** Data lines **
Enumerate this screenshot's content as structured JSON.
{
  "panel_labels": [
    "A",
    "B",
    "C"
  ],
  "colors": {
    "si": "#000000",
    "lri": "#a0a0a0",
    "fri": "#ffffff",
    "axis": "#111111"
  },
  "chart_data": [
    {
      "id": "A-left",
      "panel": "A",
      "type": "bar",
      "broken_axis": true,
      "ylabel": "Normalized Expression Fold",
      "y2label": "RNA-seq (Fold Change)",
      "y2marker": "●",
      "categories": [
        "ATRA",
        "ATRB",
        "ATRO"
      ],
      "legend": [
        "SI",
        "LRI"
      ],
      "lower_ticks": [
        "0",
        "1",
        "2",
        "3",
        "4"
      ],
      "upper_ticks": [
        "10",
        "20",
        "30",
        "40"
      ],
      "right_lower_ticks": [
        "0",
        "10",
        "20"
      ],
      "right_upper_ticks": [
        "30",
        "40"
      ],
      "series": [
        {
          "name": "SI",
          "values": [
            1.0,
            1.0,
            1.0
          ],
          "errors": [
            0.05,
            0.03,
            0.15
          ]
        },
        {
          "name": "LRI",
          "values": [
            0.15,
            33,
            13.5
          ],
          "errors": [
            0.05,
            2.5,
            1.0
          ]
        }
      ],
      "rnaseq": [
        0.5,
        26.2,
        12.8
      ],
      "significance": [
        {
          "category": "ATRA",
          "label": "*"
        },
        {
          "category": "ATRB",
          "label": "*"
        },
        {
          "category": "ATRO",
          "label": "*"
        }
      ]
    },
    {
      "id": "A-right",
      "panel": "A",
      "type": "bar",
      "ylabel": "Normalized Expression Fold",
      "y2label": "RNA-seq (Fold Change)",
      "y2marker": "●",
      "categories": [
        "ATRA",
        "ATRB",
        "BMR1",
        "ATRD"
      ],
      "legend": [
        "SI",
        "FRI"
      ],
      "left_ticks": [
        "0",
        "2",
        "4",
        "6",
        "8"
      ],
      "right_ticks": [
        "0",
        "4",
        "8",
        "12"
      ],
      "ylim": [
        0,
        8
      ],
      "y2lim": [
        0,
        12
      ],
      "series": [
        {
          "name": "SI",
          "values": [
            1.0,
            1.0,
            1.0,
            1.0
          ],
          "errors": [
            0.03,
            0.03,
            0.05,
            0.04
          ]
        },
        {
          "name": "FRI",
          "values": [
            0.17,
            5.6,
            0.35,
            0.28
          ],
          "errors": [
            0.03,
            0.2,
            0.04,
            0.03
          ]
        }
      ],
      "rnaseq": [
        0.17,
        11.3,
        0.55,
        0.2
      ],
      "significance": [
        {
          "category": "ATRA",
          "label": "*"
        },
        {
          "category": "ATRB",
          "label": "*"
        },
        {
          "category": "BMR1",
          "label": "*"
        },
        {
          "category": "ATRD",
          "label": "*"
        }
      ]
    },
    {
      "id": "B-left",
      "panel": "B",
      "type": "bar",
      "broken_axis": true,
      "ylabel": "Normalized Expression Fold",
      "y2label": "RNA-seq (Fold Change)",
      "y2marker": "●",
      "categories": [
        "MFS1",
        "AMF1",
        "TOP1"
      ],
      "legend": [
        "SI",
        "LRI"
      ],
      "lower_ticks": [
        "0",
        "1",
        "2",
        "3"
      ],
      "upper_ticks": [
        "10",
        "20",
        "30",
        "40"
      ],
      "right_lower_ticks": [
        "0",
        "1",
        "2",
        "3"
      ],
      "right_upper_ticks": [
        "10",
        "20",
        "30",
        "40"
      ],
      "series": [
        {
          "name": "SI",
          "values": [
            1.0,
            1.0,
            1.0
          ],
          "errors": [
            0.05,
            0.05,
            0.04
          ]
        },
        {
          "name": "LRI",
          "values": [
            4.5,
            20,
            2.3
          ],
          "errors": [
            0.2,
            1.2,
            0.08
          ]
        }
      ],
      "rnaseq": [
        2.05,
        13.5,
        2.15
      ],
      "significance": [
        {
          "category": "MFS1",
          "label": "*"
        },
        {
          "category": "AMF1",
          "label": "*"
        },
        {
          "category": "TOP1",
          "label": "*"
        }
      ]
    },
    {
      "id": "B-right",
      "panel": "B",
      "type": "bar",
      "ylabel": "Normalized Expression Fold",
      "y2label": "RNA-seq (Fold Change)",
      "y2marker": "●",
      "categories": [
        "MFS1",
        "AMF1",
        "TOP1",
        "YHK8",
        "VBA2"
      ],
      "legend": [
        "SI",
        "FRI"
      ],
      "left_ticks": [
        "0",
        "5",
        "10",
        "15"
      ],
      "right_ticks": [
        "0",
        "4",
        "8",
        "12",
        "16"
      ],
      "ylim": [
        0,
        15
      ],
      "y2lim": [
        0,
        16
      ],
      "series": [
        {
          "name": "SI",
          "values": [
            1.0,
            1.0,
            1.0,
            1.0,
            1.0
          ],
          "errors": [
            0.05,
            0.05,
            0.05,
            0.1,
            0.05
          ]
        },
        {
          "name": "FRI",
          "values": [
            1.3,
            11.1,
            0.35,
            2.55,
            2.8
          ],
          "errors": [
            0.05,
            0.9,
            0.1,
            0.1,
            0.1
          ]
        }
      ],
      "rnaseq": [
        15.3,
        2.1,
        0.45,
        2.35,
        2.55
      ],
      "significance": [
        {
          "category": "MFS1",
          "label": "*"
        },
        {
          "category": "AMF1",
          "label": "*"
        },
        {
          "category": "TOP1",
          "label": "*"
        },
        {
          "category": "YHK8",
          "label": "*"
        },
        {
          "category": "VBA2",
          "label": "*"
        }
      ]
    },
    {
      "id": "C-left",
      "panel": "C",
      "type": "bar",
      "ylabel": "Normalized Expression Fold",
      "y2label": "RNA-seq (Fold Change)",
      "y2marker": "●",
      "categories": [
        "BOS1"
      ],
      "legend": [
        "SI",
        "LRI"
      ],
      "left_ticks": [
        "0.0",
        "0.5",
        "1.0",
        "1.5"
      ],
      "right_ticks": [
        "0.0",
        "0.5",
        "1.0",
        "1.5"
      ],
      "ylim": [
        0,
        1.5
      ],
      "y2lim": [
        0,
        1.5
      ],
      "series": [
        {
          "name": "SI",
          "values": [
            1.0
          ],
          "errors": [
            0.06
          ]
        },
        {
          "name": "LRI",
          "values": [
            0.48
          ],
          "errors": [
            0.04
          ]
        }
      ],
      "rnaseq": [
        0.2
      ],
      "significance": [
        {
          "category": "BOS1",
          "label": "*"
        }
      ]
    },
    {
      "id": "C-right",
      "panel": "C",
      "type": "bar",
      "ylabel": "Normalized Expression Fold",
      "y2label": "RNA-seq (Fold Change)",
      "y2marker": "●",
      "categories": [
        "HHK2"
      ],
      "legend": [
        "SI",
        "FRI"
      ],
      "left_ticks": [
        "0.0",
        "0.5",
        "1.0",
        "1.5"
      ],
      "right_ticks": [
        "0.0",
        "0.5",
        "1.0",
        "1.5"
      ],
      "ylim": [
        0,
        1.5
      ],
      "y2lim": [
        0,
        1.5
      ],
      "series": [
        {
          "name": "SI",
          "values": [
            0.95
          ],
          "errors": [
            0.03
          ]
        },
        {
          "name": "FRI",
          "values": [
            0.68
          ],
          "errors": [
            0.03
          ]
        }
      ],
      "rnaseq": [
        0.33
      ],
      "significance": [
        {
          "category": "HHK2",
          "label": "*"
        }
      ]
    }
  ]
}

** Job **
Your task is to repeat every line exactly.

** Final result **
Enumerate this screenshot's content as structured JSON.
{
  "panel_labels": [
    "A",
    "B",
    "C"
  ],
  "colors": {
    "si": "#000000",
    "lri": "#a0a0a0",
    "fri": "#ffffff",
    "axis": "#111111"
  },
  "chart_data": [
    {
      "id": "A-left",
      "panel": "A",
      "type": "bar",
      "broken_axis": true,
      "ylabel": "Normalized Expression Fold",
      "y2label": "RNA-seq (Fold Change)",
      "y2marker": "●",
      "categories": [
        "ATRA",
        "ATRB",
        "ATRO"
      ],
      "legend": [
        "SI",
        "LRI"
      ],
      "lower_ticks": [
        "0",
        "1",
        "2",
        "3",
        "4"
      ],
      "upper_ticks": [
        "10",
        "20",
        "30",
        "40"
      ],
      "right_lower_ticks": [
        "0",
        "10",
        "20"
      ],
      "right_upper_ticks": [
        "30",
        "40"
      ],
      "series": [
        {
          "name": "SI",
          "values": [
            1.0,
            1.0,
            1.0
          ],
          "errors": [
            0.05,
            0.03,
            0.15
          ]
        },
        {
          "name": "LRI",
          "values": [
            0.15,
            33,
            13.5
          ],
          "errors": [
            0.05,
            2.5,
            1.0
          ]
        }
      ],
      "rnaseq": [
        0.5,
        26.2,
        12.8
      ],
      "significance": [
        {
          "category": "ATRA",
          "label": "*"
        },
        {
          "category": "ATRB",
          "label": "*"
        },
        {
          "category": "ATRO",
          "label": "*"
        }
      ]
    },
    {
      "id": "A-right",
      "panel": "A",
      "type": "bar",
      "ylabel": "Normalized Expression Fold",
      "y2label": "RNA-seq (Fold Change)",
      "y2marker": "●",
      "categories": [
        "ATRA",
        "ATRB",
        "BMR1",
        "ATRD"
      ],
      "legend": [
        "SI",
        "FRI"
      ],
      "left_ticks": [
        "0",
        "2",
        "4",
        "6",
        "8"
      ],
      "right_ticks": [
        "0",
        "4",
        "8",
        "12"
      ],
      "ylim": [
        0,
        8
      ],
      "y2lim": [
        0,
        12
      ],
      "series": [
        {
          "name": "SI",
          "values": [
            1.0,
            1.0,
            1.0,
            1.0
          ],
          "errors": [
            0.03,
            0.03,
            0.05,
            0.04
          ]
        },
        {
          "name": "FRI",
          "values": [
            0.17,
            5.6,
            0.35,
            0.28
          ],
          "errors": [
            0.03,
            0.2,
            0.04,
            0.03
          ]
        }
      ],
      "rnaseq": [
        0.17,
        11.3,
        0.55,
        0.2
      ],
      "significance": [
        {
          "category": "ATRA",
          "label": "*"
        },
        {
          "category": "ATRB",
          "label": "*"
        },
        {
          "category": "BMR1",
          "label": "*"
        },
        {
          "category": "ATRD",
          "label": "*"
        }
      ]
    },
    {
      "id": "B-left",
      "panel": "B",
      "type": "bar",
      "broken_axis": true,
      "ylabel": "Normalized Expression Fold",
      "y2label": "RNA-seq (Fold Change)",
      "y2marker": "●",
      "categories": [
        "MFS1",
        "AMF1",
        "TOP1"
      ],
      "legend": [
        "SI",
        "LRI"
      ],
      "lower_ticks": [
        "0",
        "1",
        "2",
        "3"
      ],
      "upper_ticks": [
        "10",
        "20",
        "30",
        "40"
      ],
      "right_lower_ticks": [
        "0",
        "1",
        "2",
        "3"
      ],
      "right_upper_ticks": [
        "10",
        "20",
        "30",
        "40"
      ],
      "series": [
        {
          "name": "SI",
          "values": [
            1.0,
            1.0,
            1.0
          ],
          "errors": [
            0.05,
            0.05,
            0.04
          ]
        },
        {
          "name": "LRI",
          "values": [
            4.5,
            20,
            2.3
          ],
          "errors": [
            0.2,
            1.2,
            0.08
          ]
        }
      ],
      "rnaseq": [
        2.05,
        13.5,
        2.15
      ],
      "significance": [
        {
          "category": "MFS1",
          "label": "*"
        },
        {
          "category": "AMF1",
          "label": "*"
        },
        {
          "category": "TOP1",
          "label": "*"
        }
      ]
    },
    {
      "id": "B-right",
      "panel": "B",
      "type": "bar",
      "ylabel": "Normalized Expression Fold",
      "y2label": "RNA-seq (Fold Change)",
      "y2marker": "●",
      "categories": [
        "MFS1",
        "AMF1",
        "TOP1",
        "YHK8",
        "VBA2"
      ],
      "legend": [
        "SI",
        "FRI"
      ],
      "left_ticks": [
        "0",
        "5",
        "10",
        "15"
      ],
      "right_ticks": [
        "0",
        "4",
        "8",
        "12",
        "16"
      ],
      "ylim": [
        0,
        15
      ],
      "y2lim": [
        0,
        16
      ],
      "series": [
        {
          "name": "SI",
          "values": [
            1.0,
            1.0,
            1.0,
            1.0,
            1.0
          ],
          "errors": [
            0.05,
            0.05,
            0.05,
            0.1,
            0.05
          ]
        },
        {
          "name": "FRI",
          "values": [
            1.3,
            11.1,
            0.35,
            2.55,
            2.8
          ],
          "errors": [
            0.05,
            0.9,
            0.1,
            0.1,
            0.1
          ]
        }
      ],
      "rnaseq": [
        15.3,
        2.1,
        0.45,
        2.35,
        2.55
      ],
      "significance": [
        {
          "category": "MFS1",
          "label": "*"
        },
        {
          "category": "AMF1",
          "label": "*"
        },
        {
          "category": "TOP1",
          "label": "*"
        },
        {
          "category": "YHK8",
          "label": "*"
        },
        {
          "category": "VBA2",
          "label": "*"
        }
      ]
    },
    {
      "id": "C-left",
      "panel": "C",
      "type": "bar",
      "ylabel": "Normalized Expression Fold",
      "y2label": "RNA-seq (Fold Change)",
      "y2marker": "●",
      "categories": [
        "BOS1"
      ],
      "legend": [
        "SI",
        "LRI"
      ],
      "left_ticks": [
        "0.0",
        "0.5",
        "1.0",
        "1.5"
      ],
      "right_ticks": [
        "0.0",
        "0.5",
        "1.0",
        "1.5"
      ],
      "ylim": [
        0,
        1.5
      ],
      "y2lim": [
        0,
        1.5
      ],
      "series": [
        {
          "name": "SI",
          "values": [
            1.0
          ],
          "errors": [
            0.06
          ]
        },
        {
          "name": "LRI",
          "values": [
            0.48
          ],
          "errors": [
            0.04
          ]
        }
      ],
      "rnaseq": [
        0.2
      ],
      "significance": [
        {
          "category": "BOS1",
          "label": "*"
        }
      ]
    },
    {
      "id": "C-right",
      "panel": "C",
      "type": "bar",
      "ylabel": "Normalized Expression Fold",
      "y2label": "RNA-seq (Fold Change)",
      "y2marker": "●",
      "categories": [
        "HHK2"
      ],
      "legend": [
        "SI",
        "FRI"
      ],
      "left_ticks": [
        "0.0",
        "0.5",
        "1.0",
        "1.5"
      ],
      "right_ticks": [
        "0.0",
        "0.5",
        "1.0",
        "1.5"
      ],
      "ylim": [
        0,
        1.5
      ],
      "y2lim": [
        0,
        1.5
      ],
      "series": [
        {
          "name": "SI",
          "values": [
            0.95
          ],
          "errors": [
            0.03
          ]
        },
        {
          "name": "FRI",
          "values": [
            0.68
          ],
          "errors": [
            0.03
          ]
        }
      ],
      "rnaseq": [
        0.33
      ],
      "significance": [
        {
          "category": "HHK2",
          "label": "*"
        }
      ]
    }
  ]
}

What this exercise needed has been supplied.